» **What this task involves**: Copy the data word for word, keeping every line.

- - -

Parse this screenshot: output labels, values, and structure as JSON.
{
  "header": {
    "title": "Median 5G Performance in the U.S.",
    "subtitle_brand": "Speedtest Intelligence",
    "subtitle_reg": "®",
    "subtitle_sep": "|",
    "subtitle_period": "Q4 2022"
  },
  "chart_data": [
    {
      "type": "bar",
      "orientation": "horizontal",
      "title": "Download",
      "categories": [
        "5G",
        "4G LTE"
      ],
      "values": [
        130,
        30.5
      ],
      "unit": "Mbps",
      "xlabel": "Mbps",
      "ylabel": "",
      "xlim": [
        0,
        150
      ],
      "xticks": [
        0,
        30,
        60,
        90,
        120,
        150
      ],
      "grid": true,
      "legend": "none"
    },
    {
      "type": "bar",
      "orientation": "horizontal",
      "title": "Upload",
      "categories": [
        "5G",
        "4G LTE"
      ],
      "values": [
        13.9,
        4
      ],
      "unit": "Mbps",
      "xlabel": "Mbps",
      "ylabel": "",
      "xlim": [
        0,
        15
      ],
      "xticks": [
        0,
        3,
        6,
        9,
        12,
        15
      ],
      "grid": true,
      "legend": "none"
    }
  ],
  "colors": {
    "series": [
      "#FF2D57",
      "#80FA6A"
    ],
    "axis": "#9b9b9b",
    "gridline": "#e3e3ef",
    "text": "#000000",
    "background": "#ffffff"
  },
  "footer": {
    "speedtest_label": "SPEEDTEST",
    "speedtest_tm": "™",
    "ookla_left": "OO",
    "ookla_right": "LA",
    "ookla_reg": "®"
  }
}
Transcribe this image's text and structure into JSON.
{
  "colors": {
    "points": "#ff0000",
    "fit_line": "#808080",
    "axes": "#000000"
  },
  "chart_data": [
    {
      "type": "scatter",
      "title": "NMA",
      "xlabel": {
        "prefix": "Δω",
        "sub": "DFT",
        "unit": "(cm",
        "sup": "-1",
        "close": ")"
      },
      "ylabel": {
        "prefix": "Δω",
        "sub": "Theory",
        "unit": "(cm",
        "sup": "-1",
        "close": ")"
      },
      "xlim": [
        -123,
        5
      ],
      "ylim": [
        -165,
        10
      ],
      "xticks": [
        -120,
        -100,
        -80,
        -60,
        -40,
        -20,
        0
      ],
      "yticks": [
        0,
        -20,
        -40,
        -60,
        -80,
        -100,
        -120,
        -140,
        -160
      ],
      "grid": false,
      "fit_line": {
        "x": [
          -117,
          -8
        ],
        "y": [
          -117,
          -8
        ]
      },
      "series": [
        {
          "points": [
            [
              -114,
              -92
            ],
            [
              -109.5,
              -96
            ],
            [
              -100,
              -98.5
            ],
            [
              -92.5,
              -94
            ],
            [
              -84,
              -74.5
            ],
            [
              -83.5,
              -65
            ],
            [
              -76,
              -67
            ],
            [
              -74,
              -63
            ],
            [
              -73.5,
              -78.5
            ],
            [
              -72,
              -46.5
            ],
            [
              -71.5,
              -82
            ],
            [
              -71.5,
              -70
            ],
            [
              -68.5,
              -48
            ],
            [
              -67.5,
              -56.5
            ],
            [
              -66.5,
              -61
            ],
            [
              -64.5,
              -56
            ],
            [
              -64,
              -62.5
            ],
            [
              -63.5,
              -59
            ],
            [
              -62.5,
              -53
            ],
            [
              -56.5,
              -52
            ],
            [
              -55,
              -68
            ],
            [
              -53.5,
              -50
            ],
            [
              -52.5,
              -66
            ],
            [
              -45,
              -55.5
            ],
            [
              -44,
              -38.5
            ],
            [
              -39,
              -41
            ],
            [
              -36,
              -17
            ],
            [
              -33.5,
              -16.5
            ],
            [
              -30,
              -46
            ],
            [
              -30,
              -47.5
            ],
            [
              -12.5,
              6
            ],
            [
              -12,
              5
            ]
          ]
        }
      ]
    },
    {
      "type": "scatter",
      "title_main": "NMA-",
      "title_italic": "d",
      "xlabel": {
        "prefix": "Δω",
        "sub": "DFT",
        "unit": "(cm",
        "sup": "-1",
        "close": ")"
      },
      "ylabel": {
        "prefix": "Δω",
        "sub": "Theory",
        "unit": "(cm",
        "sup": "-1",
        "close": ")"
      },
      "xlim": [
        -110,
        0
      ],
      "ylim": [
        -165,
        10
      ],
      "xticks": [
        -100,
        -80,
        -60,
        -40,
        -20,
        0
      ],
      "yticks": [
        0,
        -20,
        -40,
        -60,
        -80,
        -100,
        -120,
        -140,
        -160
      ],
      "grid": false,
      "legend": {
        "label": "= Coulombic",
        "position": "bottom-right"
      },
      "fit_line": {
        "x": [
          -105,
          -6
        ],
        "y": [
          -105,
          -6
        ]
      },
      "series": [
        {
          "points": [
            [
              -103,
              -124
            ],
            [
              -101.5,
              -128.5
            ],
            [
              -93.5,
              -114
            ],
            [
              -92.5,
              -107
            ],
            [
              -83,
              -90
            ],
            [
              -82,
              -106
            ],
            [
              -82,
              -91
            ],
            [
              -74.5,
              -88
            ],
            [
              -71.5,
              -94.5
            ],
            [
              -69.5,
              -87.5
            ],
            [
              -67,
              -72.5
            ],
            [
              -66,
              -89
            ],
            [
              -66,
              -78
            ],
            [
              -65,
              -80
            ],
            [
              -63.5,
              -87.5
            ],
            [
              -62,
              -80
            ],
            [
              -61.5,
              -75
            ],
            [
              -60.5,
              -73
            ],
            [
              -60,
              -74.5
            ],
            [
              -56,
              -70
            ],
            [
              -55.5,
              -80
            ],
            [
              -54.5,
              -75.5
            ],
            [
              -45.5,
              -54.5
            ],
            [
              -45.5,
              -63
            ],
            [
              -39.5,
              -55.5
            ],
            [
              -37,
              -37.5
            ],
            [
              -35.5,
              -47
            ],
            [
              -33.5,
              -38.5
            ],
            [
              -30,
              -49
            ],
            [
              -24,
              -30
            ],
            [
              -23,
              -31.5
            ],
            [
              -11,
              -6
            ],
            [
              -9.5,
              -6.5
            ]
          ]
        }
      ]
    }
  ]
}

- - -

» **Task output**:
Parse this screenshot: output labels, values, and structure as JSON.
{
  "header": {
    "title": "Median 5G Performance in the U.S.",
    "subtitle_brand": "Speedtest Intelligence",
    "subtitle_reg": "®",
    "subtitle_sep": "|",
    "subtitle_period": "Q4 2022"
  },
  "chart_data": [
    {
      "type": "bar",
      "orientation": "horizontal",
      "title": "Download",
      "categories": [
        "5G",
        "4G LTE"
      ],
      "values": [
        130,
        30.5
      ],
      "unit": "Mbps",
      "xlabel": "Mbps",
      "ylabel": "",
      "xlim": [
        0,
        150
      ],
      "xticks": [
        0,
        30,
        60,
        90,
        120,
        150
      ],
      "grid": true,
      "legend": "none"
    },
    {
      "type": "bar",
      "orientation": "horizontal",
      "title": "Upload",
      "categories": [
        "5G",
        "4G LTE"
      ],
      "values": [
        13.9,
        4
      ],
      "unit": "Mbps",
      "xlabel": "Mbps",
      "ylabel": "",
      "xlim": [
        0,
        15
      ],
      "xticks": [
        0,
        3,
        6,
        9,
        12,
        15
      ],
      "grid": true,
      "legend": "none"
    }
  ],
  "colors": {
    "series": [
      "#FF2D57",
      "#80FA6A"
    ],
    "axis": "#9b9b9b",
    "gridline": "#e3e3ef",
    "text": "#000000",
    "background": "#ffffff"
  },
  "footer": {
    "speedtest_label": "SPEEDTEST",
    "speedtest_tm": "™",
    "ookla_left": "OO",
    "ookla_right": "LA",
    "ookla_reg": "®"
  }
}
Transcribe this image's text and structure into JSON.
{
  "colors": {
    "points": "#ff0000",
    "fit_line": "#808080",
    "axes": "#000000"
  },
  "chart_data": [
    {
      "type": "scatter",
      "title": "NMA",
      "xlabel": {
        "prefix": "Δω",
        "sub": "DFT",
        "unit": "(cm",
        "sup": "-1",
        "close": ")"
      },
      "ylabel": {
        "prefix": "Δω",
        "sub": "Theory",
        "unit": "(cm",
        "sup": "-1",
        "close": ")"
      },
      "xlim": [
        -123,
        5
      ],
      "ylim": [
        -165,
        10
      ],
      "xticks": [
        -120,
        -100,
        -80,
        -60,
        -40,
        -20,
        0
      ],
      "yticks": [
        0,
        -20,
        -40,
        -60,
        -80,
        -100,
        -120,
        -140,
        -160
      ],
      "grid": false,
      "fit_line": {
        "x": [
          -117,
          -8
        ],
        "y": [
          -117,
          -8
        ]
      },
      "series": [
        {
          "points": [
            [
              -114,
              -92
            ],
            [
              -109.5,
              -96
            ],
            [
              -100,
              -98.5
            ],
            [
              -92.5,
              -94
            ],
            [
              -84,
              -74.5
            ],
            [
              -83.5,
              -65
            ],
            [
              -76,
              -67
            ],
            [
              -74,
              -63
            ],
            [
              -73.5,
              -78.5
            ],
            [
              -72,
              -46.5
            ],
            [
              -71.5,
              -82
            ],
            [
              -71.5,
              -70
            ],
            [
              -68.5,
              -48
            ],
            [
              -67.5,
              -56.5
            ],
            [
              -66.5,
              -61
            ],
            [
              -64.5,
              -56
            ],
            [
              -64,
              -62.5
            ],
            [
              -63.5,
              -59
            ],
            [
              -62.5,
              -53
            ],
            [
              -56.5,
              -52
            ],
            [
              -55,
              -68
            ],
            [
              -53.5,
              -50
            ],
            [
              -52.5,
              -66
            ],
            [
              -45,
              -55.5
            ],
            [
              -44,
              -38.5
            ],
            [
              -39,
              -41
            ],
            [
              -36,
              -17
            ],
            [
              -33.5,
              -16.5
            ],
            [
              -30,
              -46
            ],
            [
              -30,
              -47.5
            ],
            [
              -12.5,
              6
            ],
            [
              -12,
              5
            ]
          ]
        }
      ]
    },
    {
      "type": "scatter",
      "title_main": "NMA-",
      "title_italic": "d",
      "xlabel": {
        "prefix": "Δω",
        "sub": "DFT",
        "unit": "(cm",
        "sup": "-1",
        "close": ")"
      },
      "ylabel": {
        "prefix": "Δω",
        "sub": "Theory",
        "unit": "(cm",
        "sup": "-1",
        "close": ")"
      },
      "xlim": [
        -110,
        0
      ],
      "ylim": [
        -165,
        10
      ],
      "xticks": [
        -100,
        -80,
        -60,
        -40,
        -20,
        0
      ],
      "yticks": [
        0,
        -20,
        -40,
        -60,
        -80,
        -100,
        -120,
        -140,
        -160
      ],
      "grid": false,
      "legend": {
        "label": "= Coulombic",
        "position": "bottom-right"
      },
      "fit_line": {
        "x": [
          -105,
          -6
        ],
        "y": [
          -105,
          -6
        ]
      },
      "series": [
        {
          "points": [
            [
              -103,
              -124
            ],
            [
              -101.5,
              -128.5
            ],
            [
              -93.5,
              -114
            ],
            [
              -92.5,
              -107
            ],
            [
              -83,
              -90
            ],
            [
              -82,
              -106
            ],
            [
              -82,
              -91
            ],
            [
              -74.5,
              -88
            ],
            [
              -71.5,
              -94.5
            ],
            [
              -69.5,
              -87.5
            ],
            [
              -67,
              -72.5
            ],
            [
              -66,
              -89
            ],
            [
              -66,
              -78
            ],
            [
              -65,
              -80
            ],
            [
              -63.5,
              -87.5
            ],
            [
              -62,
              -80
            ],
            [
              -61.5,
              -75
            ],
            [
              -60.5,
              -73
            ],
            [
              -60,
              -74.5
            ],
            [
              -56,
              -70
            ],
            [
              -55.5,
              -80
            ],
            [
              -54.5,
              -75.5
            ],
            [
              -45.5,
              -54.5
            ],
            [
              -45.5,
              -63
            ],
            [
              -39.5,
              -55.5
            ],
            [
              -37,
              -37.5
            ],
            [
              -35.5,
              -47
            ],
            [
              -33.5,
              -38.5
            ],
            [
              -30,
              -49
            ],
            [
              -24,
              -30
            ],
            [
              -23,
              -31.5
            ],
            [
              -11,
              -6
            ],
            [
              -9.5,
              -6.5
            ]
          ]
        }
      ]
    }
  ]
}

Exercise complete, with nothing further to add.